Cita sin cambios el pasaje del texto sobre la misericordia que comienza en las palabras «El Señor, como» y termina después de «a la conversioìn.».

● **TEXTO DE LECTURA**:
◇ ◇ ◇ ◇ ◇
En este día tan colmado de esperanza y gratitud sobrevuela en mi corazón un pasaje del Evangelio que ilumina de modo formidable esta realidad. Me refiero al encuentro entre Jesús y la adúltera (cf. Jn 8,1-11); una página del Evangelio que pone el principio y el fin en el amor misericordioso del Padre. «Una mujer y Jesús se encuentran. Ella, según la Ley, juzgada merecedora de la lapidación; Él, que con su predicación y el don total de sí mismo, que lo llevará hasta la cruz, ha devuelto la ley mosaica a su genuino propósito originario», recuerda el Papa Francisco en su carta apostólica Misericordia et misera, escrita el 20 de noviembre de 2016, con motivo del Año de la Misericordia. En el centro no aparece la ley y la justicia legal, sino «el amor de Dios que sabe leer el corazón de cada persona para comprender su deseo más recóndito, y que debe tener el primado sobre todo».
El Señor, como miró los ojos de aquella mujer para leer su corazón, hoy vuelve a recoger cada brizna de nuestra alma para recorrer, con nosotros, el camino del perdón y, por fin, liberarnos de aquello que nos esclaviza. Jesús, tras preguntarnos por nuestros acusadores como lo hizo con aquella mujer, vuelve a derramarse por entero para recordarnos que Él tampoco nos condena (cf. Jn 8,10-11); porque no solo anuncia, a tiempo y a destiempo, el mensaje de la misericordia del Padre, sino que también lo vive, se hace cargo, se compadece y nos llama a la conversioìn.
Dios desea revestirnos de la misericordia que encuentra su sentido en cada latido del verbo amar. Y nos envía a su Hijo para enseñarnos que la medida del amor alcanza su plenitud cuando abrazamos lo vulnerable, lo roto, lo frágil. Cómo no traer al recuerdo el momento en que Jesús se emociona y llora ante la tumba de su amigo Lázaro (cf. MC 6, 34), o cuando perdona al buen ladrón desde la cruz (cf. Lc 23, 34), o cuando se encuentra con los leprosos y sana su enfermedad (cf. Mc 1, 41)…
Hoy, en esta entrañable festividad, fijamos los ojos en la parábola del Buen Samaritano (cf. Lc 10, 25-37), donde Jesús muestra la forma concreta de ejercer la misericordia. Mientras que un sacerdote y un levita pasan de largo ante el herido que permanece en la cuneta, es el samaritano quien se detiene ante la víctima y se hace cargo de su dolor. Con esta página del Evangelio, Dios quiere manifestar que nuestro prójimo es, precisamente, todo necesitado que se cruza en nuestra vida. Quizá quien nunca sostenga la mirada por miedo a manifestar su alma herida. Pero así se escribe la misericordia y así se educa el perdón, como «una fuerza que resucita a una vida nueva e infunde el valor para mirar el futuro con esperanza» (Bula Misericordiae vultus, n.10, de S.S. Papa Francisco).
◇ ◇ ◇ ◇ ◇
● **DATOS PROPORCIONADOS**:
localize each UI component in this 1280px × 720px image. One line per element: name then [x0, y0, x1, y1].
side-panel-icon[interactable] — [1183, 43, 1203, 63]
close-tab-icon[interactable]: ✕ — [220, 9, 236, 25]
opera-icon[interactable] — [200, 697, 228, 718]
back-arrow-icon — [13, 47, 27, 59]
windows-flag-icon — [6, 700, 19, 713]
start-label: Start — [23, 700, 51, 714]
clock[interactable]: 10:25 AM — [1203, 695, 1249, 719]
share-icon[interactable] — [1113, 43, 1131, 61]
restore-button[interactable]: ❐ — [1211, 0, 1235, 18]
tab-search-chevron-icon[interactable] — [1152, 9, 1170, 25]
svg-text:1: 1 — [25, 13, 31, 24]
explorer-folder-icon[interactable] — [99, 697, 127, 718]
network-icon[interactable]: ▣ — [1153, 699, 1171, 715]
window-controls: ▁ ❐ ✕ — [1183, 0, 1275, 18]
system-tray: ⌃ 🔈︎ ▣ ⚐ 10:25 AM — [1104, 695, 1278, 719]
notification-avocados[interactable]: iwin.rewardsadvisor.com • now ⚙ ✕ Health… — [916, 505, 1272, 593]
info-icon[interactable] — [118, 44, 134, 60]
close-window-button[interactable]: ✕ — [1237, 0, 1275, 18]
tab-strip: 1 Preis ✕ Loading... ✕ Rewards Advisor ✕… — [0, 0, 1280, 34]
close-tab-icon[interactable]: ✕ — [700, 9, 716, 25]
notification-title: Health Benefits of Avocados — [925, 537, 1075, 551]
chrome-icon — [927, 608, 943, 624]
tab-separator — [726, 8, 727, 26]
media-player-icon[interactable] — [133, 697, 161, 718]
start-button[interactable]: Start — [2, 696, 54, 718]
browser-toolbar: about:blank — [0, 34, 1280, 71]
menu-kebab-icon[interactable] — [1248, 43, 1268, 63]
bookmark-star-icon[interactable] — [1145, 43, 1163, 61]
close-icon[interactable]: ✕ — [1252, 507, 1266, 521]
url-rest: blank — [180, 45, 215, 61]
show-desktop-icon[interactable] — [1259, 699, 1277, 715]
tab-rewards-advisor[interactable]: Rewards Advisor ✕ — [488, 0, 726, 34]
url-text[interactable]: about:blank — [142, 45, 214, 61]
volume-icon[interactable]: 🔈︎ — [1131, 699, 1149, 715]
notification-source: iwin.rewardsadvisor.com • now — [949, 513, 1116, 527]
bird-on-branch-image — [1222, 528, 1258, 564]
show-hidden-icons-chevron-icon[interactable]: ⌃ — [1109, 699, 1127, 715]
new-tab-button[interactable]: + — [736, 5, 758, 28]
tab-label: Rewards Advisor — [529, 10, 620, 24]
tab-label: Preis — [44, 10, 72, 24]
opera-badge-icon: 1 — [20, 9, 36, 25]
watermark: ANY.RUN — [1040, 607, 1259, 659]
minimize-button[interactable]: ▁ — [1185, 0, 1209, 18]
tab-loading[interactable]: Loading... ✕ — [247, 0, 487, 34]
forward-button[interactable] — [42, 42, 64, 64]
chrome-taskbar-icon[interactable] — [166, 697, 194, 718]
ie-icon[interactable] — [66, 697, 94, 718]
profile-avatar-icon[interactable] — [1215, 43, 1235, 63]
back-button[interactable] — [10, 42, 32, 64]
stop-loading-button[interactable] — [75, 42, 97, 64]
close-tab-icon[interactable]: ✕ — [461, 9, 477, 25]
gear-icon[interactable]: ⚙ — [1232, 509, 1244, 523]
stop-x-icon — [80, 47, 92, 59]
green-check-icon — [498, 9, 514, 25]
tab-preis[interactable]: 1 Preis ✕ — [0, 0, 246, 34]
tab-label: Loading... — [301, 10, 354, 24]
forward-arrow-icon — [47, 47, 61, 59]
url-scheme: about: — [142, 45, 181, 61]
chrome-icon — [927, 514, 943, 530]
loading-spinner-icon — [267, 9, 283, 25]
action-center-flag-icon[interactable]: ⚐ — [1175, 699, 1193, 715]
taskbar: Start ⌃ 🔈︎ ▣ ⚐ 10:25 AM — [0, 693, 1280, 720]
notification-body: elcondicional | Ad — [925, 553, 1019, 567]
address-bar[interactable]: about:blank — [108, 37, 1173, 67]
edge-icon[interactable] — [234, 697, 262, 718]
◇ ◇ ◇ ◇ ◇
● **TU SOLUCIÓN**:
El Señor, como miró los ojos de aquella mujer para leer su corazón, hoy vuelve a recoger cada brizna de nuestra alma para recorrer, con nosotros, el camino del perdón y, por fin, liberarnos de aquello que nos esclaviza. Jesús, tras preguntarnos por nuestros acusadores como lo hizo con aquella mujer, vuelve a derramarse por entero para recordarnos que Él tampoco nos condena (cf. Jn 8,10-11); porque no solo anuncia, a tiempo y a destiempo, el mensaje de la misericordia del Padre, sino que también lo vive, se hace cargo, se compadece y nos llama a la conversioìn.